--- start INPUT RECORDS ---

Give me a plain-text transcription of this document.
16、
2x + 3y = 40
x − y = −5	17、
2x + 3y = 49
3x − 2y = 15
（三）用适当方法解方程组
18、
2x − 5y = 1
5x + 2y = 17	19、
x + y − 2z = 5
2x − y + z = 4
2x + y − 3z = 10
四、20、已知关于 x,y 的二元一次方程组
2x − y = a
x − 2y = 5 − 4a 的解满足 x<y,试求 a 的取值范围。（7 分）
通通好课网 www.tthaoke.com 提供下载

--- end INPUT RECORDS ---

DO THIS ▸
Every line of the material must be returned exactly as it appears.

RESULT OF THIS TASK ▸
Give me a plain-text transcription of this document.
16、
2x + 3y = 40
x − y = −5	17、
2x + 3y = 49
3x − 2y = 15
（三）用适当方法解方程组
18、
2x − 5y = 1
5x + 2y = 17	19、
x + y − 2z = 5
2x − y + z = 4
2x + y − 3z = 10
四、20、已知关于 x,y 的二元一次方程组
2x − y = a
x − 2y = 5 − 4a 的解满足 x<y,试求 a 的取值范围。（7 分）
通通好课网 www.tthaoke.com 提供下载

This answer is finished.